▶ Job:
Wherever a line below holds the word "Tomaž", copy that line.
>> Start Extracted records
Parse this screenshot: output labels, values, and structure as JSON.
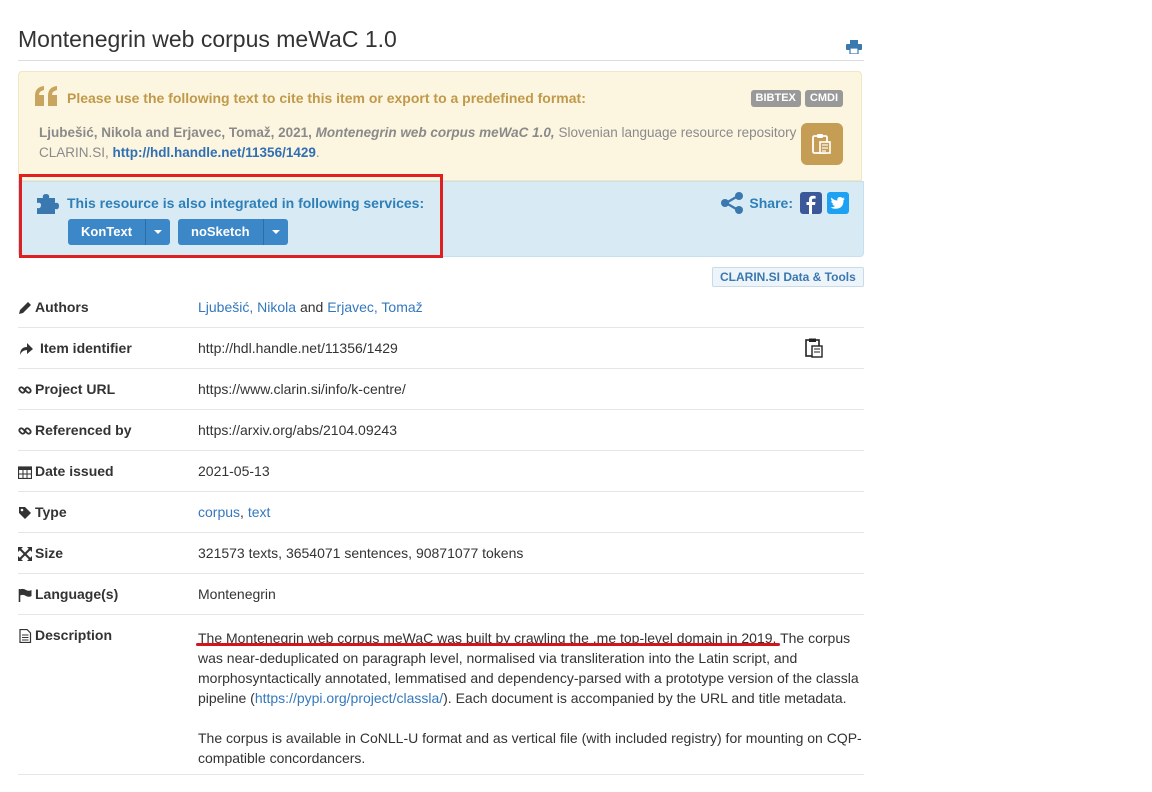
{
  "page_title": "Montenegrin web corpus meWaC 1.0",
  "citation": {
    "heading": "Please use the following text to cite this item or export to a predefined format:",
    "badges": [
      "BIBTEX",
      "CMDI"
    ],
    "authors": "Ljubešić, Nikola and Erjavec, Tomaž, 2021,",
    "title_italic": "Montenegrin web corpus meWaC 1.0,",
    "repository": "Slovenian language resource repository CLARIN.SI,",
    "handle_link": "http://hdl.handle.net/11356/1429",
    "trailing_period": "."
  },
  "services": {
    "heading": "This resource is also integrated in following services:",
    "buttons": [
      "KonText",
      "noSketch"
    ],
    "share_label": "Share:"
  },
  "tools_badge": "CLARIN.SI Data & Tools",
  "metadata": {
    "authors": {
      "label": "Authors",
      "author1": "Ljubešić, Nikola",
      "conj": "and",
      "author2": "Erjavec, Tomaž"
    },
    "identifier": {
      "label": "Item identifier",
      "value": "http://hdl.handle.net/11356/1429"
    },
    "project_url": {
      "label": "Project URL",
      "value": "https://www.clarin.si/info/k-centre/"
    },
    "referenced_by": {
      "label": "Referenced by",
      "value": "https://arxiv.org/abs/2104.09243"
    },
    "date_issued": {
      "label": "Date issued",
      "value": "2021-05-13"
    },
    "type": {
      "label": "Type",
      "value1": "corpus",
      "sep": ",",
      "value2": "text"
    },
    "size": {
      "label": "Size",
      "value": "321573 texts, 3654071 sentences, 90871077 tokens"
    },
    "languages": {
      "label": "Language(s)",
      "value": "Montenegrin"
    },
    "description": {
      "label": "Description",
      "p1_a": "The Montenegrin web corpus meWaC was built by crawling the .me top-level domain in 2019. The corpus was near-deduplicated on paragraph level, normalised via transliteration into the Latin script, and morphosyntactically annotated, lemmatised and dependency-parsed with a prototype version of the classla pipeline (",
      "p1_link": "https://pypi.org/project/classla/",
      "p1_b": "). Each document is accompanied by the URL and title metadata.",
      "p2": "The corpus is available in CoNLL-U format and as vertical file (with included registry) for mounting on CQP-compatible concordancers."
    }
  },
  "colors": {
    "accent": "#3b87c8",
    "cite_bg": "#fcf5e0",
    "services_bg": "#d8ebf5",
    "annotation_red": "#e02020"
  }
}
>> End Extracted records
▶ Answer to this task:
    "authors": "Ljubešić, Nikola and Erjavec, Tomaž, 2021,",
      "author2": "Erjavec, Tomaž"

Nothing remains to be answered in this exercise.